## Your instructions
Check every line below for the string "level", and copy the lines that contain it.

## Data supplied
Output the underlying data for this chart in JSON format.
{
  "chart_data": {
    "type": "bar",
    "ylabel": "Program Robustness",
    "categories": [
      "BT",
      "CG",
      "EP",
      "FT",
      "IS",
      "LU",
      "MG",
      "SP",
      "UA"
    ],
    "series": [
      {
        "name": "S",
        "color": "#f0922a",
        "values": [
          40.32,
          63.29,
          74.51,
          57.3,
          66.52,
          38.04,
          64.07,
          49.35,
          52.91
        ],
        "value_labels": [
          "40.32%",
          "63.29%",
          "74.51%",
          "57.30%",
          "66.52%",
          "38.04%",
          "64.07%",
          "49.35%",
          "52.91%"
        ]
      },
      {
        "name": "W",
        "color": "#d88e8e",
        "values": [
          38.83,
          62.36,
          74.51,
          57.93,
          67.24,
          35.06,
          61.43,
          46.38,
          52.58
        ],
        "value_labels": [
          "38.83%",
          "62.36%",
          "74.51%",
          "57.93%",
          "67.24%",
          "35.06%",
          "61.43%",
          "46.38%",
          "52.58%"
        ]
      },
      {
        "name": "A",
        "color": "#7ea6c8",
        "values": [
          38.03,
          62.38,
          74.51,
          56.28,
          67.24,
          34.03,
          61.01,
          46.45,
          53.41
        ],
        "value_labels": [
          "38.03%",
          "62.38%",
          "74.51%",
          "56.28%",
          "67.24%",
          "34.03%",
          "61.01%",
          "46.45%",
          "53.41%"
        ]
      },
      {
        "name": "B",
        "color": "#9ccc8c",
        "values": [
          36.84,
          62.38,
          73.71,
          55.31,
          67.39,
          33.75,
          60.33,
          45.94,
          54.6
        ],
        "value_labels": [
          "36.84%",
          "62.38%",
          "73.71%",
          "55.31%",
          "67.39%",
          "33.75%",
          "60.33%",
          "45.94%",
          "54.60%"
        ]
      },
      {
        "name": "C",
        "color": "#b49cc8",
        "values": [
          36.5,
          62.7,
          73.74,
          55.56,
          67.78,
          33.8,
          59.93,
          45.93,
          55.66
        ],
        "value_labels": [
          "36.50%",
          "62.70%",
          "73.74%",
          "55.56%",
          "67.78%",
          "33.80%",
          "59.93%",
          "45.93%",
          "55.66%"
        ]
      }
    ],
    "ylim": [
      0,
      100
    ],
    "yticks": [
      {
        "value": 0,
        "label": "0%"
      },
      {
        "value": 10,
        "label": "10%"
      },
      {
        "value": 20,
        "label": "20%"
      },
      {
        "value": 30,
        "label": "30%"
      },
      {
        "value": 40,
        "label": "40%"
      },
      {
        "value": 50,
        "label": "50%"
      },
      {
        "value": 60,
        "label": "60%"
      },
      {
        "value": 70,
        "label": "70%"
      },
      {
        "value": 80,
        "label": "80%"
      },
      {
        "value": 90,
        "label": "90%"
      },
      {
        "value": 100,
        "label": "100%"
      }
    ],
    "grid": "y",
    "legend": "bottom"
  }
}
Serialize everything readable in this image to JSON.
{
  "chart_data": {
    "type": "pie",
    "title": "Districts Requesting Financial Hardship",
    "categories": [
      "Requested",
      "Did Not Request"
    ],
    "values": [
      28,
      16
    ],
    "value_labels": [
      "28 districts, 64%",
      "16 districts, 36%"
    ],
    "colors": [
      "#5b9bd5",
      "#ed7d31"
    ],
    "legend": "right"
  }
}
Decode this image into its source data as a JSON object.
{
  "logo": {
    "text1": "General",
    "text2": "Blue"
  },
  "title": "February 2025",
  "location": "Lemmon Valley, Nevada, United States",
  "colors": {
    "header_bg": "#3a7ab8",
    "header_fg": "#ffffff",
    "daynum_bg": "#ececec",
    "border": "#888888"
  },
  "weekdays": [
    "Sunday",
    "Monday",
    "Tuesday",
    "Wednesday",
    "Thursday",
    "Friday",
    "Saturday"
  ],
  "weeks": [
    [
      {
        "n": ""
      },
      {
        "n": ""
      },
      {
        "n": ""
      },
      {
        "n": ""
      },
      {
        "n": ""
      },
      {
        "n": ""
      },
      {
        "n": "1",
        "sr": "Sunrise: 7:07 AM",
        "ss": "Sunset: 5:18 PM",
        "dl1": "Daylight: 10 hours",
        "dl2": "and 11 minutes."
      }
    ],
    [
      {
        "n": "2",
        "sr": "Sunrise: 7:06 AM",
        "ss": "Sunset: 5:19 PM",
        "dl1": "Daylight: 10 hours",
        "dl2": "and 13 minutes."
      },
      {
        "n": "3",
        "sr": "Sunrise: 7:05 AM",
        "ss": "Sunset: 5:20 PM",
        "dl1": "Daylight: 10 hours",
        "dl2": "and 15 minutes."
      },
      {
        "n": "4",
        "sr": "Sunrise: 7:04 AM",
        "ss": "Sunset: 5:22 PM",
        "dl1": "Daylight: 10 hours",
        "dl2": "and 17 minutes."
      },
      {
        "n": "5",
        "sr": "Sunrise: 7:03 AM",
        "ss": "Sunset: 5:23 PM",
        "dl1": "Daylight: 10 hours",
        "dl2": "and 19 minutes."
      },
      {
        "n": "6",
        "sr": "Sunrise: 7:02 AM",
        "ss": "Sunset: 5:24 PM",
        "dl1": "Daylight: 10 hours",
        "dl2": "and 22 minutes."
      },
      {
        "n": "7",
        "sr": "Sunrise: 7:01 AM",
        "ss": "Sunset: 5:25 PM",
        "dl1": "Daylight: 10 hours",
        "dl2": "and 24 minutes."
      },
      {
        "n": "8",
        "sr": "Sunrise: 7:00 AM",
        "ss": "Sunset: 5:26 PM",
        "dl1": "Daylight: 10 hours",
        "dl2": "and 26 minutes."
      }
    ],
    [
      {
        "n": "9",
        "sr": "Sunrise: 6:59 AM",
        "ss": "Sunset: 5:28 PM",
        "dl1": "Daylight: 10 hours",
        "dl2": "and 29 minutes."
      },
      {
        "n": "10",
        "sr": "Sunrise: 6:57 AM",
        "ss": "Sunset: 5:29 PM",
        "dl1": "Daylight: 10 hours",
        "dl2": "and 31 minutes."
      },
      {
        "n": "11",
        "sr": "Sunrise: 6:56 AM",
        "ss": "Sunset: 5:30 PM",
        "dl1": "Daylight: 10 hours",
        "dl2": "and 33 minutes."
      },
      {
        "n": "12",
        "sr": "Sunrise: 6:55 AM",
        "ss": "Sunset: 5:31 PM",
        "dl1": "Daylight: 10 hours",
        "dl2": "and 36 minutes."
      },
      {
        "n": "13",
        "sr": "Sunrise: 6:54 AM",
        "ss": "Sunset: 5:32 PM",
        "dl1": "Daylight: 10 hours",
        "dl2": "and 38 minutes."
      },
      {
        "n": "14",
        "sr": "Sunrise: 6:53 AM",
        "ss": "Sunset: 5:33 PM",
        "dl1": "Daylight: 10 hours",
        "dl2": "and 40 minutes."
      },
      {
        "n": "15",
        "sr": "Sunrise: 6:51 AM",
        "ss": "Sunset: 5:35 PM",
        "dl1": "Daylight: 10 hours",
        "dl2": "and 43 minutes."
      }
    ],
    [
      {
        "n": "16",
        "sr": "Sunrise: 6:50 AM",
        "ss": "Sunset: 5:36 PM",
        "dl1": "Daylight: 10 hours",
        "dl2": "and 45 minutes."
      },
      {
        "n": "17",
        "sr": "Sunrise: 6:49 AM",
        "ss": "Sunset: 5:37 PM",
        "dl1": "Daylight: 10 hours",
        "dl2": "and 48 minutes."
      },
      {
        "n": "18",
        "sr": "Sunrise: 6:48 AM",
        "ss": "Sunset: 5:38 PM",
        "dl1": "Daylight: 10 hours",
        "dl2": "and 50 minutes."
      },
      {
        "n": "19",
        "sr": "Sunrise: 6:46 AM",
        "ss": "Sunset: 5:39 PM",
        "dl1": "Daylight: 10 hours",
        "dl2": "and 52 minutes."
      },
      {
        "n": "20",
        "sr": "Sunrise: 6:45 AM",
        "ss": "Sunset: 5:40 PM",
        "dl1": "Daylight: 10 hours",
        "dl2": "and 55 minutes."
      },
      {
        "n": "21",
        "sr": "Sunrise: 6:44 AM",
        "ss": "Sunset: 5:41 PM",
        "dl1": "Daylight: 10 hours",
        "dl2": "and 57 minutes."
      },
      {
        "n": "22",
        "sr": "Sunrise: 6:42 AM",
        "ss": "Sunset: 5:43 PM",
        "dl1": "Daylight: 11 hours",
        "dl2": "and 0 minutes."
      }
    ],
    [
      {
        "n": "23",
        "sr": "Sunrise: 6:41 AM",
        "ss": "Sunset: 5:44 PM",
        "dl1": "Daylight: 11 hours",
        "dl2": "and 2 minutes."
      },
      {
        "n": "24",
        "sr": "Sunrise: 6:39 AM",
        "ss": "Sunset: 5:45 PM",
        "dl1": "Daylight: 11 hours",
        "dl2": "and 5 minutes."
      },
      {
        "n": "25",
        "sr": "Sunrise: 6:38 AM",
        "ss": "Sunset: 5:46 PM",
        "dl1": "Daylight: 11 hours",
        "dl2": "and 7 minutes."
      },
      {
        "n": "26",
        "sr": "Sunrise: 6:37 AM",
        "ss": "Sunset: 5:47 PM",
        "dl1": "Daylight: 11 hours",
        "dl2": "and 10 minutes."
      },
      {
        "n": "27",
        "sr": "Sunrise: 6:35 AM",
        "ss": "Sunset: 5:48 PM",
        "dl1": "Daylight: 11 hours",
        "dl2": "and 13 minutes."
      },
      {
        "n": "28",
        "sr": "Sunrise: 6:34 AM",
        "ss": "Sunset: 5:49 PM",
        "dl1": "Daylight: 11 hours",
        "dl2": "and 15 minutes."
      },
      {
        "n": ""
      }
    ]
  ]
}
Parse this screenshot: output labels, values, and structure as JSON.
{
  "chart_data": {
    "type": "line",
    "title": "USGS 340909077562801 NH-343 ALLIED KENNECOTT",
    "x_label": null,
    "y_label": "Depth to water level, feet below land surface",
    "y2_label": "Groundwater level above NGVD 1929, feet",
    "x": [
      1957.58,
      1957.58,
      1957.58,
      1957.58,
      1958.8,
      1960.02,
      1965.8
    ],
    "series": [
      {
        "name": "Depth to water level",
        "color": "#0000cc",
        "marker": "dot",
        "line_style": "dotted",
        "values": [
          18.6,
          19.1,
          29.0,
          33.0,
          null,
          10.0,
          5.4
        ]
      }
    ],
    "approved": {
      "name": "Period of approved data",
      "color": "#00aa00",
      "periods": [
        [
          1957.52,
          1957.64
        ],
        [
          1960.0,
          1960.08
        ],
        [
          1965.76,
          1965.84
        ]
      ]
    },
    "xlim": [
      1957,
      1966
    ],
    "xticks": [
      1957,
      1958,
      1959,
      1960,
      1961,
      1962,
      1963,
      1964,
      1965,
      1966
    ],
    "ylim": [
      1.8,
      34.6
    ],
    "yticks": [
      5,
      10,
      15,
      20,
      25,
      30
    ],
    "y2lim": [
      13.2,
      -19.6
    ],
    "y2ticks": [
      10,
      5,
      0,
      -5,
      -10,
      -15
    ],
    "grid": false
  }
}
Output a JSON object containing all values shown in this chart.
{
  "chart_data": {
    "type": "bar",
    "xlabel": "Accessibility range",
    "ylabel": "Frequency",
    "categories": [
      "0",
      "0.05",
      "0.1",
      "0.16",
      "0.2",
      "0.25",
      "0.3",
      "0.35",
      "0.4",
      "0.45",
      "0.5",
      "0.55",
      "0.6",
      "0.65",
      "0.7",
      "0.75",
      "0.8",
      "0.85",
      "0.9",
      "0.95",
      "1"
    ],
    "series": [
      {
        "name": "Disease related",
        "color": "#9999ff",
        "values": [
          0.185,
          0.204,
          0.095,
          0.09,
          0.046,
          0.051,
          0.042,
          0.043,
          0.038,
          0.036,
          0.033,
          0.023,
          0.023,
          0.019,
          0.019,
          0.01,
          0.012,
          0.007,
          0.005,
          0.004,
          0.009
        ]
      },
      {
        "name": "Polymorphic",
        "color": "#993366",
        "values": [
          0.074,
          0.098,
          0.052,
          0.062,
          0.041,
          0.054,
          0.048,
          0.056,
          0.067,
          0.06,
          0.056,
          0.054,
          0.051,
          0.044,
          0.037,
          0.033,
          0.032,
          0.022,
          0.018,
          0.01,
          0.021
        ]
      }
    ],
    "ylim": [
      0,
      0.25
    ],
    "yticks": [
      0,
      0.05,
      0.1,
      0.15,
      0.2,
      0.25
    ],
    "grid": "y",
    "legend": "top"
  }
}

## Completed exercise
    "y_label": "Depth to water level, feet below land surface",
    "y2_label": "Groundwater level above NGVD 1929, feet",
        "name": "Depth to water level",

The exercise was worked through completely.